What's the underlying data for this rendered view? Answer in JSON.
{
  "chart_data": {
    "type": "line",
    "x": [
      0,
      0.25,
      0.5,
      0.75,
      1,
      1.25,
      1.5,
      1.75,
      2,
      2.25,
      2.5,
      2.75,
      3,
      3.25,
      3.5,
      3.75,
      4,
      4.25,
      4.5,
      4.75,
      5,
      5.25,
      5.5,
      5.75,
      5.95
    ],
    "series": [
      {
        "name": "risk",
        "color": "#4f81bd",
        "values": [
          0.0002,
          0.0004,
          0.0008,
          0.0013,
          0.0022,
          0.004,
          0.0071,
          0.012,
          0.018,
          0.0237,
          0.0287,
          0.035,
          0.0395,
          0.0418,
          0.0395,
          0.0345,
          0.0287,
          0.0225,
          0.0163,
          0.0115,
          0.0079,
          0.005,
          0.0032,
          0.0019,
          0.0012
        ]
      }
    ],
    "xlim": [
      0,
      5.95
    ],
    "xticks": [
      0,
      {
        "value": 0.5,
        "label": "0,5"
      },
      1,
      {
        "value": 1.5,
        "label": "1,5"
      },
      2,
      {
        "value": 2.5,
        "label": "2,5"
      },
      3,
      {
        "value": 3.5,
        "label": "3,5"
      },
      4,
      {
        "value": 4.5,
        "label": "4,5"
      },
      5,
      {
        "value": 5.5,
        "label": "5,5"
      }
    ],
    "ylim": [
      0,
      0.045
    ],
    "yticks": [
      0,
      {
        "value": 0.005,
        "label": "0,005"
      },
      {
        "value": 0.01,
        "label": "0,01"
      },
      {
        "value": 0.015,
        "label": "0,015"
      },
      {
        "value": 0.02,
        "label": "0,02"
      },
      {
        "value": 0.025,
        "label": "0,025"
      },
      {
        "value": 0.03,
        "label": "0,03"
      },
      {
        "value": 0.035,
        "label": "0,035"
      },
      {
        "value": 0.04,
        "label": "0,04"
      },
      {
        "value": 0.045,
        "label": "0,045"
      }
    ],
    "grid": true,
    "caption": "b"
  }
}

════

Directions:
Please give back all of the records exactly as written.

Exercise result:
What's the underlying data for this rendered view? Answer in JSON.
{
  "chart_data": {
    "type": "line",
    "x": [
      0,
      0.25,
      0.5,
      0.75,
      1,
      1.25,
      1.5,
      1.75,
      2,
      2.25,
      2.5,
      2.75,
      3,
      3.25,
      3.5,
      3.75,
      4,
      4.25,
      4.5,
      4.75,
      5,
      5.25,
      5.5,
      5.75,
      5.95
    ],
    "series": [
      {
        "name": "risk",
        "color": "#4f81bd",
        "values": [
          0.0002,
          0.0004,
          0.0008,
          0.0013,
          0.0022,
          0.004,
          0.0071,
          0.012,
          0.018,
          0.0237,
          0.0287,
          0.035,
          0.0395,
          0.0418,
          0.0395,
          0.0345,
          0.0287,
          0.0225,
          0.0163,
          0.0115,
          0.0079,
          0.005,
          0.0032,
          0.0019,
          0.0012
        ]
      }
    ],
    "xlim": [
      0,
      5.95
    ],
    "xticks": [
      0,
      {
        "value": 0.5,
        "label": "0,5"
      },
      1,
      {
        "value": 1.5,
        "label": "1,5"
      },
      2,
      {
        "value": 2.5,
        "label": "2,5"
      },
      3,
      {
        "value": 3.5,
        "label": "3,5"
      },
      4,
      {
        "value": 4.5,
        "label": "4,5"
      },
      5,
      {
        "value": 5.5,
        "label": "5,5"
      }
    ],
    "ylim": [
      0,
      0.045
    ],
    "yticks": [
      0,
      {
        "value": 0.005,
        "label": "0,005"
      },
      {
        "value": 0.01,
        "label": "0,01"
      },
      {
        "value": 0.015,
        "label": "0,015"
      },
      {
        "value": 0.02,
        "label": "0,02"
      },
      {
        "value": 0.025,
        "label": "0,025"
      },
      {
        "value": 0.03,
        "label": "0,03"
      },
      {
        "value": 0.035,
        "label": "0,035"
      },
      {
        "value": 0.04,
        "label": "0,04"
      },
      {
        "value": 0.045,
        "label": "0,045"
      }
    ],
    "grid": true,
    "caption": "b"
  }
}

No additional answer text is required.